Report all lines from the entries below in which "Ansichten" appears.

==========

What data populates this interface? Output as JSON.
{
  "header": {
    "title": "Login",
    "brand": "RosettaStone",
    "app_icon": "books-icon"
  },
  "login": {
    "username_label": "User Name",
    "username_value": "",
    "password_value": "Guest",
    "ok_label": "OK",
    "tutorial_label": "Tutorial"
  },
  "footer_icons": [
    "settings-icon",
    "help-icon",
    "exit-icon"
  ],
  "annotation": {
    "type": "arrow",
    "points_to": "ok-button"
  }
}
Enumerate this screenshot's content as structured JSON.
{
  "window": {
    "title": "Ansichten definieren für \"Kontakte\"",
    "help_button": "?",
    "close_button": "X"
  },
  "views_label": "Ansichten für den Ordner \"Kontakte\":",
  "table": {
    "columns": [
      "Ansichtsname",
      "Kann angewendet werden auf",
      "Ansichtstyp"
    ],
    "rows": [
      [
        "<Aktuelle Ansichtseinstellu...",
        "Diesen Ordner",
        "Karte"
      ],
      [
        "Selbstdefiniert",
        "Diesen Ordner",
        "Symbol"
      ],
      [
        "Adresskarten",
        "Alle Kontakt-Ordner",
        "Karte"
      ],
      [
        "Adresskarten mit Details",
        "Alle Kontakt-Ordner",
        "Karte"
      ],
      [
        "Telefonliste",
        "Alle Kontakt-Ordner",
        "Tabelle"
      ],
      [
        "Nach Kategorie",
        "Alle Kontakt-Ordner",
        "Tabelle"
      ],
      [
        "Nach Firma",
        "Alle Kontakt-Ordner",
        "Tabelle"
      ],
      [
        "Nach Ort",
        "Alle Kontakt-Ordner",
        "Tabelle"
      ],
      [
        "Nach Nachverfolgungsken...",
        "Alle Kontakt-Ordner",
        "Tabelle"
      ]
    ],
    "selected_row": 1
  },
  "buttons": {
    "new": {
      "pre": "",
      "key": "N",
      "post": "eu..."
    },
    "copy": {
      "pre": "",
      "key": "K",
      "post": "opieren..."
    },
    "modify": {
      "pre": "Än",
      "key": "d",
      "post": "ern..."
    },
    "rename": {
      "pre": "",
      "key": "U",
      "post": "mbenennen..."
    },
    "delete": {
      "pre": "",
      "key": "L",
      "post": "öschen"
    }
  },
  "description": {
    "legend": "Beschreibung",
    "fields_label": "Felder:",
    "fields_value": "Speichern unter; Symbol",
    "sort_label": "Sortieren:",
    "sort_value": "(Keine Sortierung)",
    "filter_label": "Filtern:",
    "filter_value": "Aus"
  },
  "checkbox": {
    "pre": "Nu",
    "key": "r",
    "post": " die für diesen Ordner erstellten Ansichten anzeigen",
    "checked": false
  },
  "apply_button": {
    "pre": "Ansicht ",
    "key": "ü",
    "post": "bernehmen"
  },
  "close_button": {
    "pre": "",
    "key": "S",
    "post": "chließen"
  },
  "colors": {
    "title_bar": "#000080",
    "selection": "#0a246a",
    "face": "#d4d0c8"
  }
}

==========

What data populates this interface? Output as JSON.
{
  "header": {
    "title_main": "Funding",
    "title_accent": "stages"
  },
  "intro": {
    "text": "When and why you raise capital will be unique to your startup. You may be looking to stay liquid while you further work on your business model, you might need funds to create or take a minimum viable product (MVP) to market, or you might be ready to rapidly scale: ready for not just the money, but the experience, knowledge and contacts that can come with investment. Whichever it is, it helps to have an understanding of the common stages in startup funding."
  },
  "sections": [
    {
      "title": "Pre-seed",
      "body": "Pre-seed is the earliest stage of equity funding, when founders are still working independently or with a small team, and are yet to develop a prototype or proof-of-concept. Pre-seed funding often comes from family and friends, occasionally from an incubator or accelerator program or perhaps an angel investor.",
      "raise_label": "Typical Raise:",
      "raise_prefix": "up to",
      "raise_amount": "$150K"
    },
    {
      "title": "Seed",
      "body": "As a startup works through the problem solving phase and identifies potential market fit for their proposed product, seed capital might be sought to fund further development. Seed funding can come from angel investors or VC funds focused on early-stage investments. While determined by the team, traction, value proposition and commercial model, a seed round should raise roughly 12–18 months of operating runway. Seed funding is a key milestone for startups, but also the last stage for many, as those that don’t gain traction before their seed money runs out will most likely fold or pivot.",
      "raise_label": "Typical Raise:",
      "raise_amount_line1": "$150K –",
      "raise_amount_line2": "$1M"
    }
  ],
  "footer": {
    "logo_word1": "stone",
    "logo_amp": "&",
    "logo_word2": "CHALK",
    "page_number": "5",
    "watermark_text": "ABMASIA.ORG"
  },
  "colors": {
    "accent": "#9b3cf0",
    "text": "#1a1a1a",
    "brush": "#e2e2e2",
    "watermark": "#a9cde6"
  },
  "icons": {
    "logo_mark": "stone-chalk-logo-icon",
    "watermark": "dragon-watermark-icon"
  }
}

==========

**Answer for the task**
    "title": "Ansichten definieren für \"Kontakte\"",
  "views_label": "Ansichten für den Ordner \"Kontakte\":",
    "post": " die für diesen Ordner erstellten Ansichten anzeigen",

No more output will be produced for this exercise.